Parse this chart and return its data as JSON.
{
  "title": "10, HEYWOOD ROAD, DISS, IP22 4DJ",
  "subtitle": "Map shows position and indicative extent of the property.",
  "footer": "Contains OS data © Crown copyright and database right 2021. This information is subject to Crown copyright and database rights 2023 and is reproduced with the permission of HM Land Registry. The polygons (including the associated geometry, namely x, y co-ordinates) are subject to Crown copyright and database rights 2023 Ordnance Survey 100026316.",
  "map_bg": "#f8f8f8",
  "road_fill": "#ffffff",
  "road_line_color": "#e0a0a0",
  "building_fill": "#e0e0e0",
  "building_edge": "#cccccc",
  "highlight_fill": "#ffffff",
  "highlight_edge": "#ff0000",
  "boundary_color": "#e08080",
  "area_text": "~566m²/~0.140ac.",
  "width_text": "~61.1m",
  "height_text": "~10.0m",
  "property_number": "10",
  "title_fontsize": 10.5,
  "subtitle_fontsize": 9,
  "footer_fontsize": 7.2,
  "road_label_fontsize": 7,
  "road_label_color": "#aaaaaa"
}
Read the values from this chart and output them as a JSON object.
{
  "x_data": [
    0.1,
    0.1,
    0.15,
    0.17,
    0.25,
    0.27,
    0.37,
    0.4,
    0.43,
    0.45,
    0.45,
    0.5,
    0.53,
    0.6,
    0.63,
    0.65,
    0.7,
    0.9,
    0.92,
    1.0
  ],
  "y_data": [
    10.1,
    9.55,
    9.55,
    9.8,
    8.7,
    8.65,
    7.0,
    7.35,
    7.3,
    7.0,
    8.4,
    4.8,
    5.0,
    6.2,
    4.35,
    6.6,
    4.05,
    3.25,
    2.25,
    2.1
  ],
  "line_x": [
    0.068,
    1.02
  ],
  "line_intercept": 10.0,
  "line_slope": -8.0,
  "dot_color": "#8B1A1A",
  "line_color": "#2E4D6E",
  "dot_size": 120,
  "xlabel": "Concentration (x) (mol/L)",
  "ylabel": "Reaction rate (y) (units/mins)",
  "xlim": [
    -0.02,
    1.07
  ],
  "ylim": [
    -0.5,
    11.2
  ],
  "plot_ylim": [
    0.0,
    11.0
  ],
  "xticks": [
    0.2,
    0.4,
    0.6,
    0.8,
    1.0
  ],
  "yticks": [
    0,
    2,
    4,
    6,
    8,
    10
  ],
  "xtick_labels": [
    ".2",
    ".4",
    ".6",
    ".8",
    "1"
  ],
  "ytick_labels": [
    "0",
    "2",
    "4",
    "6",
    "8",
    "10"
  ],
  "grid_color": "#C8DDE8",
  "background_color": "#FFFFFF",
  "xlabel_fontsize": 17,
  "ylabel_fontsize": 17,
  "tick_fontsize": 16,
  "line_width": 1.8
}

### TASK TO COMPLETE
Restate the listing above word for word.

### TASK SOLUTION
Parse this chart and return its data as JSON.
{
  "title": "10, HEYWOOD ROAD, DISS, IP22 4DJ",
  "subtitle": "Map shows position and indicative extent of the property.",
  "footer": "Contains OS data © Crown copyright and database right 2021. This information is subject to Crown copyright and database rights 2023 and is reproduced with the permission of HM Land Registry. The polygons (including the associated geometry, namely x, y co-ordinates) are subject to Crown copyright and database rights 2023 Ordnance Survey 100026316.",
  "map_bg": "#f8f8f8",
  "road_fill": "#ffffff",
  "road_line_color": "#e0a0a0",
  "building_fill": "#e0e0e0",
  "building_edge": "#cccccc",
  "highlight_fill": "#ffffff",
  "highlight_edge": "#ff0000",
  "boundary_color": "#e08080",
  "area_text": "~566m²/~0.140ac.",
  "width_text": "~61.1m",
  "height_text": "~10.0m",
  "property_number": "10",
  "title_fontsize": 10.5,
  "subtitle_fontsize": 9,
  "footer_fontsize": 7.2,
  "road_label_fontsize": 7,
  "road_label_color": "#aaaaaa"
}
Read the values from this chart and output them as a JSON object.
{
  "x_data": [
    0.1,
    0.1,
    0.15,
    0.17,
    0.25,
    0.27,
    0.37,
    0.4,
    0.43,
    0.45,
    0.45,
    0.5,
    0.53,
    0.6,
    0.63,
    0.65,
    0.7,
    0.9,
    0.92,
    1.0
  ],
  "y_data": [
    10.1,
    9.55,
    9.55,
    9.8,
    8.7,
    8.65,
    7.0,
    7.35,
    7.3,
    7.0,
    8.4,
    4.8,
    5.0,
    6.2,
    4.35,
    6.6,
    4.05,
    3.25,
    2.25,
    2.1
  ],
  "line_x": [
    0.068,
    1.02
  ],
  "line_intercept": 10.0,
  "line_slope": -8.0,
  "dot_color": "#8B1A1A",
  "line_color": "#2E4D6E",
  "dot_size": 120,
  "xlabel": "Concentration (x) (mol/L)",
  "ylabel": "Reaction rate (y) (units/mins)",
  "xlim": [
    -0.02,
    1.07
  ],
  "ylim": [
    -0.5,
    11.2
  ],
  "plot_ylim": [
    0.0,
    11.0
  ],
  "xticks": [
    0.2,
    0.4,
    0.6,
    0.8,
    1.0
  ],
  "yticks": [
    0,
    2,
    4,
    6,
    8,
    10
  ],
  "xtick_labels": [
    ".2",
    ".4",
    ".6",
    ".8",
    "1"
  ],
  "ytick_labels": [
    "0",
    "2",
    "4",
    "6",
    "8",
    "10"
  ],
  "grid_color": "#C8DDE8",
  "background_color": "#FFFFFF",
  "xlabel_fontsize": 17,
  "ylabel_fontsize": 17,
  "tick_fontsize": 16,
  "line_width": 1.8
}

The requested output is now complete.